Here, the predetermined amount (e.g., 1.5 mL) refers to the total dispensing amount of the line heads 31 to 34, in other words the total for all the four colors. The cleaning liquid 831 containing bubbles may be supplied at the same time as the discharging of the purge ink 45, or before or after the discharging of the purge ink 45.

The controller 100 disconnects the power to the heating element 874, when a predetermined time has elapsed. Alternatively, the controller 100 may control the power supply to the heating element 874, so as to maintain the heating temperature of the heating element 874 at a predetermined level.

Referring to FIG. 9B to FIG. 9D, upon supplying the cleaning liquid 831 containing the bubbles, the controller 100 drives the non-illustrated second moving mechanism to horizontally move the wiper unit 82 in the wiping direction D21. To be more detailed, the controller 100 locates the wiper member 821 at a movement start position (see FIG. 9B), and then moves the wiper member 821 from the movement start position as far as an end position where the wiper member 821 contacts the scattering prevention member 84 (see FIG. 9C and FIG. 9D). In this process, the wiper member 821 moves through the inclined surface 866, the cleaning liquid supply surface 865, and the ink ejection surface 361, in contact therewith, until contacting the scattering prevention member 84.

As shown in FIG. 7B and FIG. 9D, the wiper member 821 wipes off the purge ink 45 stuck to the ink ejection surface 361, and ink stuck to the proximity of the ink ejection port 371, while moving along the ink ejection surface 361 in contact therewith. The residual ink and other substances wiped off by the wiper member 821 move downward together with the cleaning liquid 831 along the surface of the wiper member 821, and then drop to the ink tray 81.

Thereafter, the controller 100 drives the elevation mechanism 129 to cause the conveying device 125 to descend by a predetermined distance and return to the maintenance position, thereby moving the wiper member 821 away from the scattering prevention member 84, as shown in FIG. 9E.
___
# STATED TASK
Please carry on the text about the wiper cleaning sequence, picking up after its final sentence. The material after this point is separate from the text on the printhead cleaning sequence.

# DATA EXCERPTS
___
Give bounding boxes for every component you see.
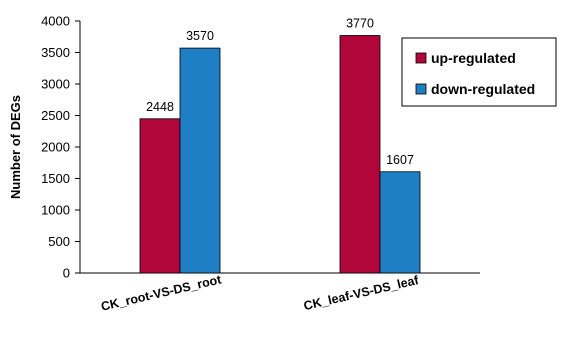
bar-up-regulated-2 xyxy=(339,35,381,274)
legend: up-regulated down-regulated xyxy=(401,37,557,107)
x-axis-category-labels: CK_root-VS-DS_root CK_leaf-VS-DS_leaf xyxy=(100,272,421,313)
legend-label-down-regulated: down-regulated xyxy=(431,81,535,97)
legend-label-up-regulated: up-regulated xyxy=(431,50,516,66)
bar-up-regulated-1 xyxy=(139,118,181,274)
bar-down-regulated-1 xyxy=(179,47,221,274)
data-label: 3770 xyxy=(346,16,374,30)
data-label: 1607 xyxy=(386,153,414,167)
data-label: 3570 xyxy=(186,29,214,43)
y-tick-label: 0 xyxy=(63,266,70,281)
y-tick-label: 1000 xyxy=(41,203,70,218)
y-tick-label: 2500 xyxy=(41,108,70,123)
bar-down-regulated-2 xyxy=(379,171,421,274)
y-axis-label: Number of DEGs xyxy=(8,95,23,199)
y-tick-label: 3000 xyxy=(41,77,70,92)
y-tick-label: 3500 xyxy=(41,45,70,60)
legend-swatch-down-regulated xyxy=(415,83,427,95)
y-tick-label: 500 xyxy=(48,234,70,249)
y-tick-label: 2000 xyxy=(41,140,70,155)
x-category-label: CK_root-VS-DS_root xyxy=(100,272,224,313)
legend-swatch-up-regulated xyxy=(415,52,427,64)
y-axis-ticks: 0 500 1000 1500 2000 2500 3000 3500 4000 xyxy=(41,14,80,281)
data-label: 2448 xyxy=(146,100,174,114)
y-tick-label: 4000 xyxy=(41,14,70,29)
legend-box xyxy=(401,37,557,107)
bars xyxy=(139,35,421,274)
data-labels: 2448 3570 3770 1607 xyxy=(146,16,414,166)
y-tick-label: 1500 xyxy=(41,171,70,186)
x-category-label: CK_leaf-VS-DS_leaf xyxy=(302,273,420,313)
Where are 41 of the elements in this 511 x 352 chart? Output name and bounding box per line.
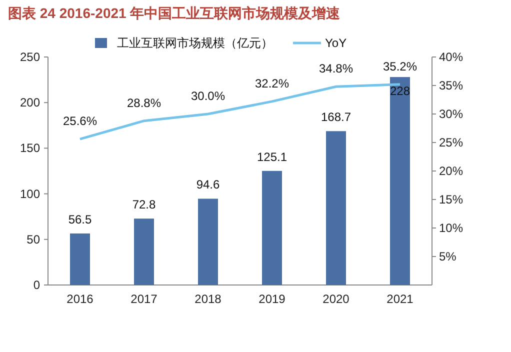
y2-tick-label: 40%	[439, 50, 464, 64]
y-tick-label: 0	[33, 278, 40, 292]
x-tick-label: 2016	[66, 292, 94, 306]
bar	[198, 198, 218, 285]
bar	[326, 131, 346, 285]
chart-title: 图表 24 2016-2021 年中国工业互联网市场规模及增速	[8, 5, 342, 21]
y-tick-label: 200	[20, 96, 40, 110]
x-tick-label: 2019	[258, 292, 286, 306]
y2-tick-label: 25%	[439, 136, 464, 150]
y2-tick-label: 35%	[439, 78, 464, 92]
data-label: 125.1	[256, 150, 288, 164]
y-tick-label: 100	[20, 186, 40, 201]
x-tick-label: 2018	[194, 292, 222, 306]
bar	[262, 170, 282, 285]
data-label: 25.6%	[62, 114, 98, 128]
bar	[134, 218, 154, 285]
data-label: 168.7	[320, 110, 352, 124]
data-label: 72.8	[132, 198, 156, 212]
legend-label: YoY	[325, 36, 347, 50]
legend-label: 工业互联网市场规模（亿元）	[117, 36, 273, 50]
bar	[390, 77, 410, 285]
y-tick-label: 150	[20, 141, 40, 156]
data-label: 34.8%	[318, 62, 354, 76]
y-tick-label: 250	[20, 50, 40, 64]
y2-tick-label: 5%	[439, 250, 457, 264]
data-label: 94.6	[196, 178, 220, 192]
x-tick-label: 2020	[322, 292, 350, 306]
x-tick-label: 2017	[130, 292, 158, 306]
y2-tick-label: 10%	[439, 221, 464, 235]
bar	[70, 233, 90, 285]
data-label: 28.8%	[126, 96, 162, 110]
data-label: 56.5	[68, 212, 92, 226]
y2-tick-label: 15%	[439, 192, 464, 206]
data-label: 228	[390, 84, 410, 98]
data-label: 30.0%	[190, 89, 226, 103]
data-label: 32.2%	[254, 76, 290, 90]
y2-tick-label: 30%	[439, 107, 464, 121]
y-tick-label: 50	[26, 232, 40, 246]
y2-tick-label: 20%	[439, 164, 464, 178]
data-label: 35.2%	[382, 59, 418, 74]
x-tick-label: 2021	[386, 292, 414, 306]
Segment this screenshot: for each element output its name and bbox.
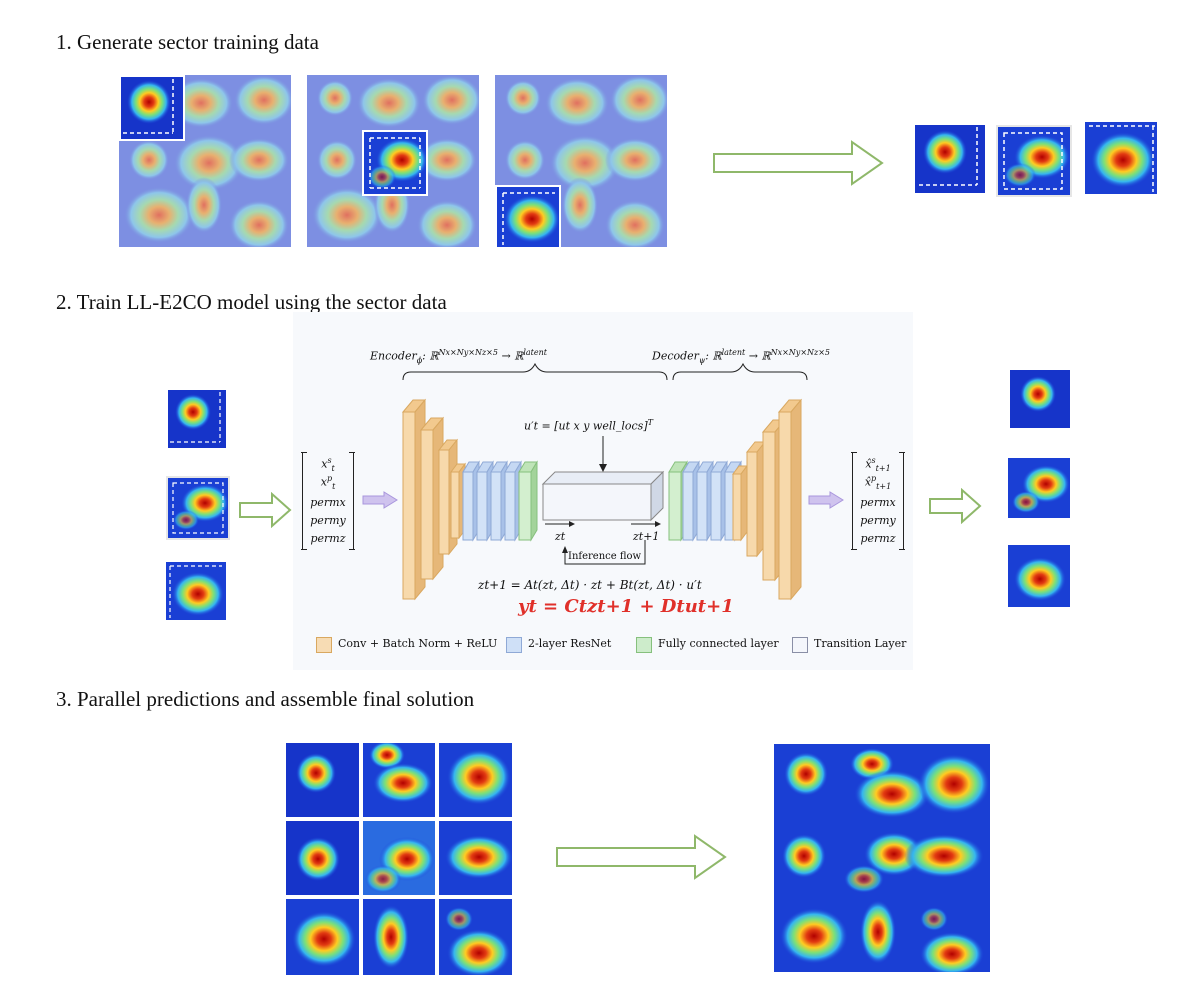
output-equation: yt = Ctzt+1 + Dtut+1: [518, 596, 734, 617]
full-field-faded-3: [495, 75, 667, 247]
grid-cell: [286, 821, 359, 895]
grid-cell: [439, 899, 512, 975]
sector-sample-2: [996, 125, 1072, 197]
predicted-sector-2: [1008, 458, 1070, 518]
input-vector: [301, 452, 355, 550]
input-vector-permz: permz: [310, 532, 346, 545]
legend-label-conv: Conv + Batch Norm + ReLU: [338, 637, 498, 650]
arrow-right-icon: [808, 491, 844, 509]
input-vector-xs: xst: [321, 456, 335, 473]
sector-sample-3: [1085, 122, 1157, 194]
input-sector-1: [168, 390, 226, 448]
grid-cell: [363, 743, 435, 817]
legend-swatch-conv: [316, 637, 332, 653]
sector-highlight-1: [119, 75, 185, 141]
grid-cell: [286, 743, 359, 817]
legend-swatch-resnet: [506, 637, 522, 653]
transition-equation: zt+1 = At(zt, Δt) · zt + Bt(zt, Δt) · u′…: [478, 578, 702, 592]
inference-flow-label: Inference flow: [568, 551, 642, 562]
input-vector-permx: permx: [310, 496, 346, 509]
decoder-label: Decoderψ: ℝlatent → ℝNx×Ny×Nz×5: [652, 348, 831, 365]
network-diagram: [401, 362, 808, 601]
input-vector-permy: permy: [310, 514, 346, 527]
sector-sample-1: [915, 125, 985, 193]
grid-cell: [439, 743, 512, 817]
legend-label-transition: Transition Layer: [814, 637, 907, 650]
input-vector-xp: xpt: [320, 474, 336, 491]
legend-swatch-fc: [636, 637, 652, 653]
sector-highlight-2: [362, 130, 428, 196]
output-vector-xs: x̂st+1: [865, 456, 891, 473]
output-vector: [851, 452, 905, 550]
arrow-right-icon: [239, 492, 292, 528]
arrow-right-icon: [929, 488, 982, 524]
arrow-right-icon: [362, 491, 398, 509]
legend-label-resnet: 2-layer ResNet: [528, 637, 612, 650]
arrow-right-icon: [713, 140, 884, 186]
grid-cell: [363, 899, 435, 975]
encoder-label: Encoderϕ: ℝNx×Ny×Nz×5 → ℝlatent: [370, 348, 547, 365]
assembled-solution: [774, 744, 990, 972]
grid-cell: [363, 821, 435, 895]
full-field-faded-2: [307, 75, 479, 247]
predicted-sector-3: [1008, 545, 1070, 607]
input-sector-2: [166, 476, 230, 540]
output-vector-permy: permy: [860, 514, 896, 527]
output-vector-xp: x̂pt+1: [864, 474, 892, 491]
step2-title: 2. Train LL-E2CO model using the sector …: [56, 290, 447, 314]
latent-zt1: zt+1: [633, 530, 660, 543]
step1-title: 1. Generate sector training data: [56, 30, 319, 54]
latent-zt: zt: [555, 530, 566, 543]
sector-highlight-3: [495, 185, 561, 247]
legend-label-fc: Fully connected layer: [658, 637, 779, 650]
arrow-right-icon: [556, 834, 727, 880]
step3-title: 3. Parallel predictions and assemble fin…: [56, 687, 475, 711]
prediction-grid: [286, 743, 512, 975]
output-vector-permx: permx: [860, 496, 896, 509]
input-sector-3: [166, 562, 226, 620]
control-equation: u′t = [ut x y well_locs]T: [524, 418, 653, 433]
legend-swatch-transition: [792, 637, 808, 653]
predicted-sector-1: [1010, 370, 1070, 428]
output-vector-permz: permz: [860, 532, 896, 545]
grid-cell: [286, 899, 359, 975]
full-field-faded-1: [119, 75, 291, 247]
grid-cell: [439, 821, 512, 895]
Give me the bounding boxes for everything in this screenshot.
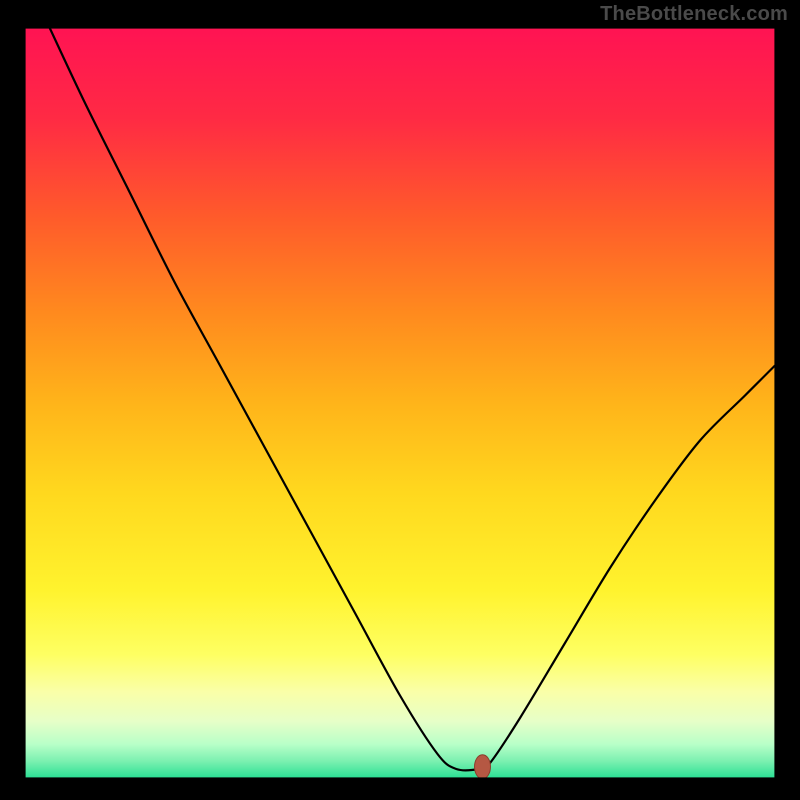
bottleneck-chart [0,0,800,800]
watermark-text: TheBottleneck.com [600,3,788,26]
optimum-marker [475,755,491,779]
gradient-background [25,28,775,778]
chart-container: TheBottleneck.com [0,0,800,800]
___
# RESULT FOR THIS TASK
The controller 100 then drives the elevation mechanism 129 to cause the conveying device 125 to descend to the maintenance position (see FIG. 2), and drives the first moving mechanism to cause the ink tray 81 of the cleaning device 8 to return to the retracted position (see FIG. 1). Further, the controller 100 drives the elevation mechanism 129 to cause the conveying device 125 to the recording position (position shown in FIG. 1). At this point, the controller 100 finishes the operation shown in FIG. 8.

With the configuration according to the first embodiment, the heating element 874 applies heat to the cleaning liquid flow path 87, thereby generating bubbles in the cleaning liquid flow path 87. The controller 100 controls the cleaning operation, including wiping the ink ejection surface 361 of the recording head 36 with the wiper member 821, using the cleaning liquid 831 containing the bubbles. Accordingly, the gas-liquid interface of the bubbles can be made to pass over the ink stuck to the proximity of the ink ejection port 371, so that mist stuck to the nozzle surface, and the ink stuck to the proximity of the ink ejection port 371 can be effectively removed.

Here, with the ink jet recording apparatus according to the foregoing background art, although the mechanism for wiping the nozzle surface with the wiper carrying the cleaning liquid can effectively remove mist stuck to the nozzle surface, the mist may still remain unremoved. In addition, the ink stuck to the proximity of the ink ejection port is unable to be removed, and therefore the adhered ink is unable to be effectively removed.

With the configuration according to this embodiment, unlike the above, the adhered ink and other substances can be effectively removed.

The heating element 874 is provided in contact with the outer circumferential portion of the cleaning liquid flow path 87, to heat the same. Therefore, the cleaning liquid flow path 87 can be directly heated, and bubbles can be efficiently and stably generated in the cleaning liquid flow path 87. As result, the cleaning operation with the cleaning liquid 831 containing bubbles can be stably performed.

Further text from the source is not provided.